-- Problem to work on --
Give the material once more, word for word, without any images.

##### Extracted data

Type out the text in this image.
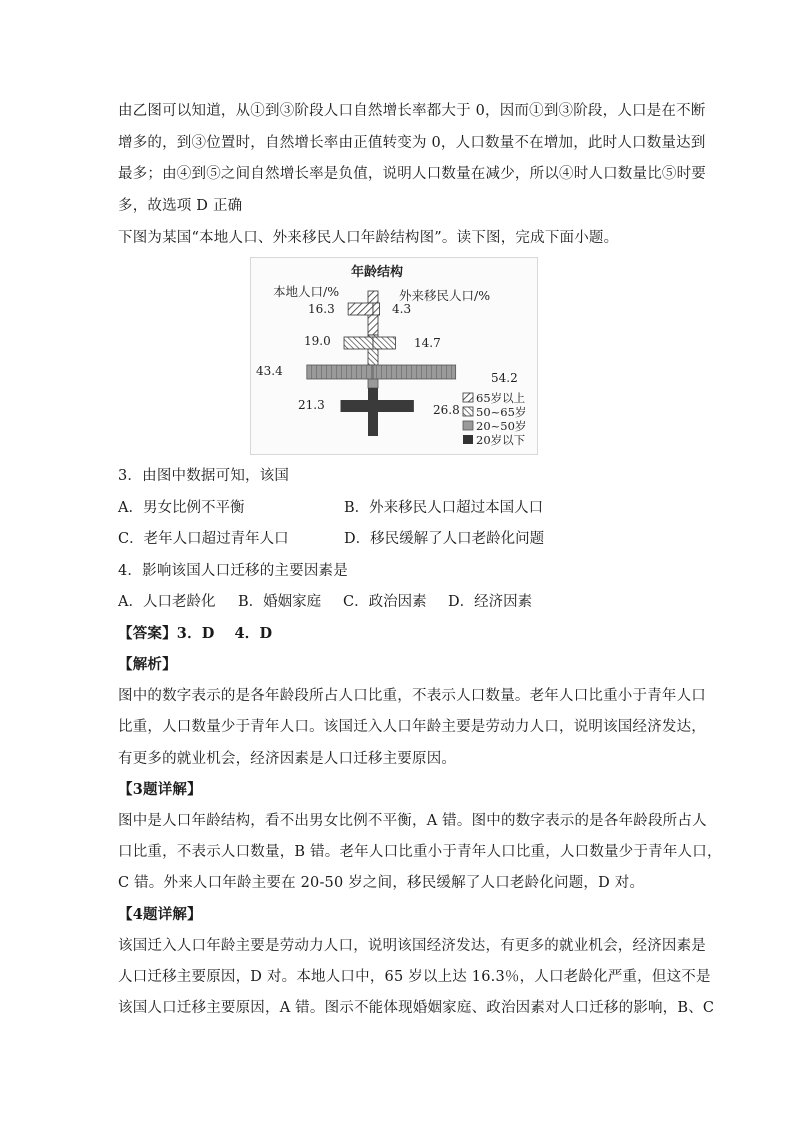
由乙图可以知道，从①到③阶段人口自然增长率都大于 0，因而①到③阶段，人口是在不断
增多的，到③位置时，自然增长率由正值转变为 0，人口数量不在增加，此时人口数量达到
最多；由④到⑤之间自然增长率是负值，说明人口数量在减少，所以④时人口数量比⑤时要
多，故选项 D 正确
下图为某国“本地人口、外来移民人口年龄结构图”。读下图，完成下面小题。
年龄结构
本地人口/%	外来移民人口/%
16.3	4.3
19.0	14.7
43.4	54.2
21.3	26.8
65岁以上
50~65岁
20~50岁
20岁以下
3．由图中数据可知，该国
A．男女比例不平衡	B．外来移民人口超过本国人口
C．老年人口超过青年人口	D．移民缓解了人口老龄化问题
4．影响该国人口迁移的主要因素是
A．人口老龄化 B．婚姻家庭 C．政治因素 D．经济因素
【答案】3．D　 4．D
【解析】
图中的数字表示的是各年龄段所占人口比重，不表示人口数量。老年人口比重小于青年人口
比重，人口数量少于青年人口。该国迁入人口年龄主要是劳动力人口，说明该国经济发达，
有更多的就业机会，经济因素是人口迁移主要原因。
【3题详解】
图中是人口年龄结构，看不出男女比例不平衡，A 错。图中的数字表示的是各年龄段所占人
口比重，不表示人口数量，B 错。老年人口比重小于青年人口比重，人口数量少于青年人口，
C 错。外来人口年龄主要在 20-50 岁之间，移民缓解了人口老龄化问题，D 对。
【4题详解】
该国迁入人口年龄主要是劳动力人口，说明该国经济发达，有更多的就业机会，经济因素是
人口迁移主要原因，D 对。本地人口中，65 岁以上达 16.3％，人口老龄化严重，但这不是
该国人口迁移主要原因，A 错。图示不能体现婚姻家庭、政治因素对人口迁移的影响，B、C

##########

-- Answer to this problem --
Type out the text in this image.
由乙图可以知道，从①到③阶段人口自然增长率都大于 0，因而①到③阶段，人口是在不断
增多的，到③位置时，自然增长率由正值转变为 0，人口数量不在增加，此时人口数量达到
最多；由④到⑤之间自然增长率是负值，说明人口数量在减少，所以④时人口数量比⑤时要
多，故选项 D 正确
下图为某国“本地人口、外来移民人口年龄结构图”。读下图，完成下面小题。
年龄结构
本地人口/%	外来移民人口/%
16.3	4.3
19.0	14.7
43.4	54.2
21.3	26.8
65岁以上
50~65岁
20~50岁
20岁以下
3．由图中数据可知，该国
A．男女比例不平衡	B．外来移民人口超过本国人口
C．老年人口超过青年人口	D．移民缓解了人口老龄化问题
4．影响该国人口迁移的主要因素是
A．人口老龄化 B．婚姻家庭 C．政治因素 D．经济因素
【答案】3．D　 4．D
【解析】
图中的数字表示的是各年龄段所占人口比重，不表示人口数量。老年人口比重小于青年人口
比重，人口数量少于青年人口。该国迁入人口年龄主要是劳动力人口，说明该国经济发达，
有更多的就业机会，经济因素是人口迁移主要原因。
【3题详解】
图中是人口年龄结构，看不出男女比例不平衡，A 错。图中的数字表示的是各年龄段所占人
口比重，不表示人口数量，B 错。老年人口比重小于青年人口比重，人口数量少于青年人口，
C 错。外来人口年龄主要在 20-50 岁之间，移民缓解了人口老龄化问题，D 对。
【4题详解】
该国迁入人口年龄主要是劳动力人口，说明该国经济发达，有更多的就业机会，经济因素是
人口迁移主要原因，D 对。本地人口中，65 岁以上达 16.3％，人口老龄化严重，但这不是
该国人口迁移主要原因，A 错。图示不能体现婚姻家庭、政治因素对人口迁移的影响，B、C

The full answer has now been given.